● ABOUT THIS TASK: Copy out each line of the listing below that contains the word "color".
============
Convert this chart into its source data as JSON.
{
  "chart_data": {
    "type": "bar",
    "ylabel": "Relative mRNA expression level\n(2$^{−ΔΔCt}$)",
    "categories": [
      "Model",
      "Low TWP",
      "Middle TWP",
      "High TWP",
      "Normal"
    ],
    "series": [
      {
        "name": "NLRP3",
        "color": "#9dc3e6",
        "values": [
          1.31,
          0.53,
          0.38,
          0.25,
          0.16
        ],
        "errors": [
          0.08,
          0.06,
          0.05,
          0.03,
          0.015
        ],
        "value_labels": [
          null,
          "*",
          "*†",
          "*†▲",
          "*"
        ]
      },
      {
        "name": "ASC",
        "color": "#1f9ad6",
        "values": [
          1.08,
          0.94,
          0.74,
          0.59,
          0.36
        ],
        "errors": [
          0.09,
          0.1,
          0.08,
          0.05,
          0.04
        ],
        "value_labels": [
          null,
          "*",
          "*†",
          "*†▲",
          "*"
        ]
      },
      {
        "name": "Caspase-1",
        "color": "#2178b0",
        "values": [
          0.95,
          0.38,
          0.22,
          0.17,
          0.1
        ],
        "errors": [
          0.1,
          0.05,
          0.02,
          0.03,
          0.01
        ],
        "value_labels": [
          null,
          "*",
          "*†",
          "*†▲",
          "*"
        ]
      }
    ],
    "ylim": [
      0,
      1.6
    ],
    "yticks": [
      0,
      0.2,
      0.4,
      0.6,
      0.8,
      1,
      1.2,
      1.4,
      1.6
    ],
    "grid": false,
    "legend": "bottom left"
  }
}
============
● EXPECTED OUTPUT:
        "color": "#9dc3e6",
        "color": "#1f9ad6",
        "color": "#2178b0",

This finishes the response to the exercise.